WHAT TO WORK ON: Check each line of the material below, and copy it if it holds the string "Cómo".

Recorded data
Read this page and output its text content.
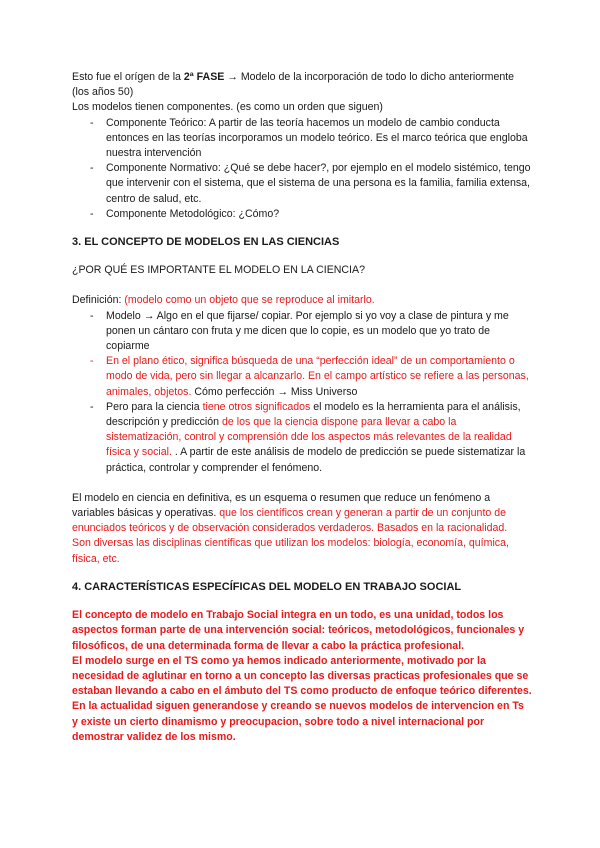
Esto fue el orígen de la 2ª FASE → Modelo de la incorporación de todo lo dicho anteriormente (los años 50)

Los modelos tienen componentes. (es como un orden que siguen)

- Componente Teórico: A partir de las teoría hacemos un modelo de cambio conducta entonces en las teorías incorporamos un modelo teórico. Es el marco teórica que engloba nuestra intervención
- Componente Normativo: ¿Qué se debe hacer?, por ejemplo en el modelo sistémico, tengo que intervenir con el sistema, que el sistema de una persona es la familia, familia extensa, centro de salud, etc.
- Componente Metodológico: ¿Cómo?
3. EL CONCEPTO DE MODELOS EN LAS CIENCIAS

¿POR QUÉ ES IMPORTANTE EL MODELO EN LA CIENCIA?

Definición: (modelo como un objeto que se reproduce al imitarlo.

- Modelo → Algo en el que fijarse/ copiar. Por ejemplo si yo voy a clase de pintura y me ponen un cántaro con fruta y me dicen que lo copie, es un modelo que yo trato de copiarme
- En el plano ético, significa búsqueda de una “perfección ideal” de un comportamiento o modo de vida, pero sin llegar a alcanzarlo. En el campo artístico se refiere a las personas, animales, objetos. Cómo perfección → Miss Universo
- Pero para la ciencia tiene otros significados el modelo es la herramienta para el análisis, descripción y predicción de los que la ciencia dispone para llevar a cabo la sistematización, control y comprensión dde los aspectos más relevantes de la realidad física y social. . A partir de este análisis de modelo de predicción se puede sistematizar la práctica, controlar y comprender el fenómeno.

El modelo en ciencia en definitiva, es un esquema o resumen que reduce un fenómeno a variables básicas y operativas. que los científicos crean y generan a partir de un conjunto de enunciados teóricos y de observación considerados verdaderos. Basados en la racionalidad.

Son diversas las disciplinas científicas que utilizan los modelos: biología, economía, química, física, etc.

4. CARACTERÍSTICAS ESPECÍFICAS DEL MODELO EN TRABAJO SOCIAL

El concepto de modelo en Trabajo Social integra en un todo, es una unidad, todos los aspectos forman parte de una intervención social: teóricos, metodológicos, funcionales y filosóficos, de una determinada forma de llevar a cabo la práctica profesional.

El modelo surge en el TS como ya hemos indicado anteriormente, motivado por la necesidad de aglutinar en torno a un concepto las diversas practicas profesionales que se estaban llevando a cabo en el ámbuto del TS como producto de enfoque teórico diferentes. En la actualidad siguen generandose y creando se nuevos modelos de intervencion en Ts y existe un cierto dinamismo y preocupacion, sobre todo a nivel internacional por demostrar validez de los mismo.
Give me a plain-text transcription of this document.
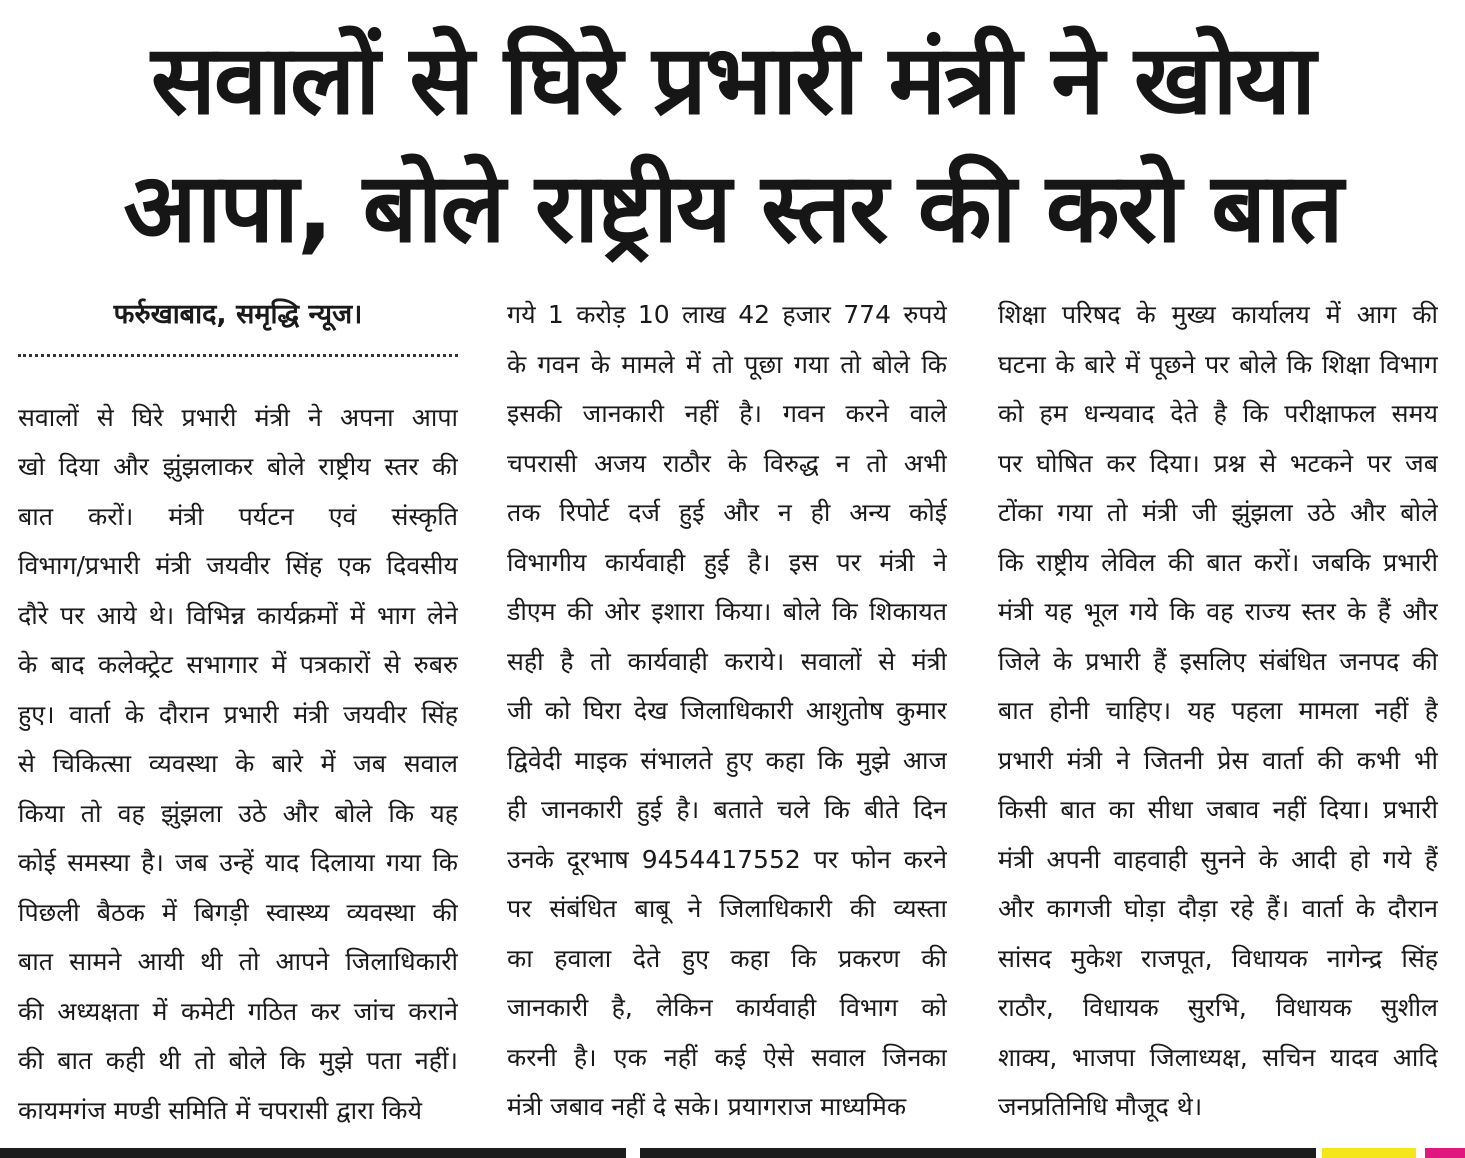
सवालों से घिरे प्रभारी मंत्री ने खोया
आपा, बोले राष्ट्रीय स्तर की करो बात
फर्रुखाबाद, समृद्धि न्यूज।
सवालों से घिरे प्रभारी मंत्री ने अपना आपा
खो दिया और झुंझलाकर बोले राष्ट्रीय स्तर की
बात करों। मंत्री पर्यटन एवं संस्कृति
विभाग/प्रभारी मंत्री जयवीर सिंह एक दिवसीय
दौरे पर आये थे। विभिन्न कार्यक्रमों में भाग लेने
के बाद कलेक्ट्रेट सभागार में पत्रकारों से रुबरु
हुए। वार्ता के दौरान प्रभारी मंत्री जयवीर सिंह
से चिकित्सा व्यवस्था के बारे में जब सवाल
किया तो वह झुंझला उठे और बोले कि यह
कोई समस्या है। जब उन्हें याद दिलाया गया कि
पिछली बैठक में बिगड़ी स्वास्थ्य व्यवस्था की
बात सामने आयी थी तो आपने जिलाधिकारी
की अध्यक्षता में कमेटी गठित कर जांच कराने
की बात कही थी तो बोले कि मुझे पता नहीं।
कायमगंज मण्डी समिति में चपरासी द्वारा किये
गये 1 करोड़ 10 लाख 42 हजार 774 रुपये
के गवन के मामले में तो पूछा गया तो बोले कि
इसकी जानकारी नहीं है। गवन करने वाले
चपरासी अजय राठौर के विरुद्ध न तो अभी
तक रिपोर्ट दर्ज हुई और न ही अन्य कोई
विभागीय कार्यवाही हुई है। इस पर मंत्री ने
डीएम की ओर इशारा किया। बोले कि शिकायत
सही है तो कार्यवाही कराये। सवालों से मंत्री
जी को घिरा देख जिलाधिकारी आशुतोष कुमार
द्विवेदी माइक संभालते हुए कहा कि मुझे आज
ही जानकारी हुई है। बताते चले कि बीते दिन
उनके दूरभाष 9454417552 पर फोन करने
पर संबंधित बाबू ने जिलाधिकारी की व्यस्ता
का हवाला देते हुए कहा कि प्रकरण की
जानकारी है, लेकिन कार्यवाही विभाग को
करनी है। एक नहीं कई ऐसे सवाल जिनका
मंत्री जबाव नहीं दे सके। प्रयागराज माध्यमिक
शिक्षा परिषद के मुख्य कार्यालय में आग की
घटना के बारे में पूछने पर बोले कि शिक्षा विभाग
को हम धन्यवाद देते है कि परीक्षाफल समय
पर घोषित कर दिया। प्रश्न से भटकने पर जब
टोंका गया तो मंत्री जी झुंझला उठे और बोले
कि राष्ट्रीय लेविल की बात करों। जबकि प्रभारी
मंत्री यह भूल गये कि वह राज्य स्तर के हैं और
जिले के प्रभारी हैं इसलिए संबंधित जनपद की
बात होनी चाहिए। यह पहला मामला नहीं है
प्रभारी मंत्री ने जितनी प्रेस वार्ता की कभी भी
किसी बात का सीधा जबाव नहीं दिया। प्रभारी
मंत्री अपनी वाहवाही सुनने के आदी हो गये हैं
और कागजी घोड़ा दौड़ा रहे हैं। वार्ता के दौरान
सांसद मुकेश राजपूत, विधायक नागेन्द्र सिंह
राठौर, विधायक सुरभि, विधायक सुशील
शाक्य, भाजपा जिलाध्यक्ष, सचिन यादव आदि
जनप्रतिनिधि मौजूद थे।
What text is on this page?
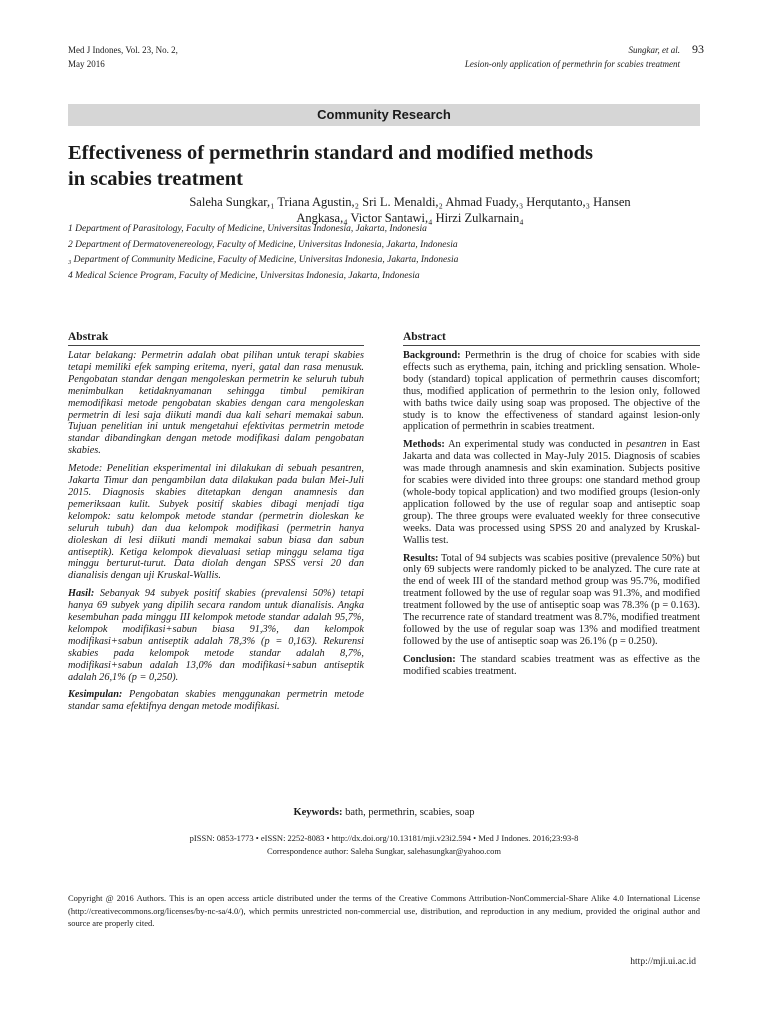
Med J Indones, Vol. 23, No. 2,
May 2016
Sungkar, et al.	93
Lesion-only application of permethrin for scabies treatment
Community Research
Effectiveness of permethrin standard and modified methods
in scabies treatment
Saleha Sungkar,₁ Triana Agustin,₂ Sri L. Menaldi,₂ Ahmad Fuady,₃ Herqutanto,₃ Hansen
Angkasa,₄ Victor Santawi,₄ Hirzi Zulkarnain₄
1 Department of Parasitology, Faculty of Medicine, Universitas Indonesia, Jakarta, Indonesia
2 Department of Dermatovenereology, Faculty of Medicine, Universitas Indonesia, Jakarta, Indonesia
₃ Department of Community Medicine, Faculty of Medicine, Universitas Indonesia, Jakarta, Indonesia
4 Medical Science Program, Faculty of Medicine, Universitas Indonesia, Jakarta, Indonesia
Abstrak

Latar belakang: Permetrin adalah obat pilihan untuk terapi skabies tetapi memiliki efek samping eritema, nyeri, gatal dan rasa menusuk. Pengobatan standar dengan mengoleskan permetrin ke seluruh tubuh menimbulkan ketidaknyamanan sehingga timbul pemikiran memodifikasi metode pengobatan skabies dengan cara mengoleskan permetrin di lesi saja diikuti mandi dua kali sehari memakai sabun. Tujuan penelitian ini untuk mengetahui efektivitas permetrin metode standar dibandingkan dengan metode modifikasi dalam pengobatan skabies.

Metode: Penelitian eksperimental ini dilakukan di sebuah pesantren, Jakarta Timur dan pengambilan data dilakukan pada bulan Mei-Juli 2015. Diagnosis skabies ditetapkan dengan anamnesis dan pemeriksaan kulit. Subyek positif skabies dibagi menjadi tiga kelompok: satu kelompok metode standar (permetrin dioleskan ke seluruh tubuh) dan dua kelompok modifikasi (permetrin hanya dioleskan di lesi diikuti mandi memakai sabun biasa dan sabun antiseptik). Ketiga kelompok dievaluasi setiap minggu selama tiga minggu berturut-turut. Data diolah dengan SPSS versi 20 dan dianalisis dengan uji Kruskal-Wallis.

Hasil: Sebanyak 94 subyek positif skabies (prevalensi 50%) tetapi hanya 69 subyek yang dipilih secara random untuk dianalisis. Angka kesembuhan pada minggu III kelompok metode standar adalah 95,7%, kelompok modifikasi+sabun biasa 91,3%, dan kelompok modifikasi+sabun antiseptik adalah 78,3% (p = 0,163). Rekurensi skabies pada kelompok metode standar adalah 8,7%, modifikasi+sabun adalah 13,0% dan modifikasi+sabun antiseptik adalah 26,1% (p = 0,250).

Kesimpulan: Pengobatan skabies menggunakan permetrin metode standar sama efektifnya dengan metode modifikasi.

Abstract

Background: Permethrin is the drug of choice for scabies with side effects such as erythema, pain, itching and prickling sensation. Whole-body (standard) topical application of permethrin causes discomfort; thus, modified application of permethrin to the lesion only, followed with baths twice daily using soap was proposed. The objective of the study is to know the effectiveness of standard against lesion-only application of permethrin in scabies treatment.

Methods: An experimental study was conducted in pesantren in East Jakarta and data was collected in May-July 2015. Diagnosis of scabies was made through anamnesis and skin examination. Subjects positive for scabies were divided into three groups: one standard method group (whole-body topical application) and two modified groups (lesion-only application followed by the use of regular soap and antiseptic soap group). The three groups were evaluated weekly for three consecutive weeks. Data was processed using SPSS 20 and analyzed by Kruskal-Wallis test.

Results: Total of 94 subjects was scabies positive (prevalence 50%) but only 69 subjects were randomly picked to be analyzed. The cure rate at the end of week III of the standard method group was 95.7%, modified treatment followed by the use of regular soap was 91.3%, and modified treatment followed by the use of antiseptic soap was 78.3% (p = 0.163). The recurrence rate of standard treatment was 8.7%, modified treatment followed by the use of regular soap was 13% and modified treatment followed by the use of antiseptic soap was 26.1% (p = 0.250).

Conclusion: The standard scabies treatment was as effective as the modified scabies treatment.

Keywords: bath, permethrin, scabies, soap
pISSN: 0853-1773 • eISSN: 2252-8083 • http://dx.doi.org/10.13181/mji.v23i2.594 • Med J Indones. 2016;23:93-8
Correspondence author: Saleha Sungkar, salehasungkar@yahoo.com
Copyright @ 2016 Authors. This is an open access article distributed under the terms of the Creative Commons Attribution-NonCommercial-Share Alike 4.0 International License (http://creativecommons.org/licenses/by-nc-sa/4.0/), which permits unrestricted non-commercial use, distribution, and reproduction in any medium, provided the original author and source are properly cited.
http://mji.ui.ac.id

ANSWER:
- Componente Metodológico: ¿Cómo?
- En el plano ético, significa búsqueda de una “perfección ideal” de un comportamiento o modo de vida, pero sin llegar a alcanzarlo. En el campo artístico se refiere a las personas, animales, objetos. Cómo perfección → Miss Universo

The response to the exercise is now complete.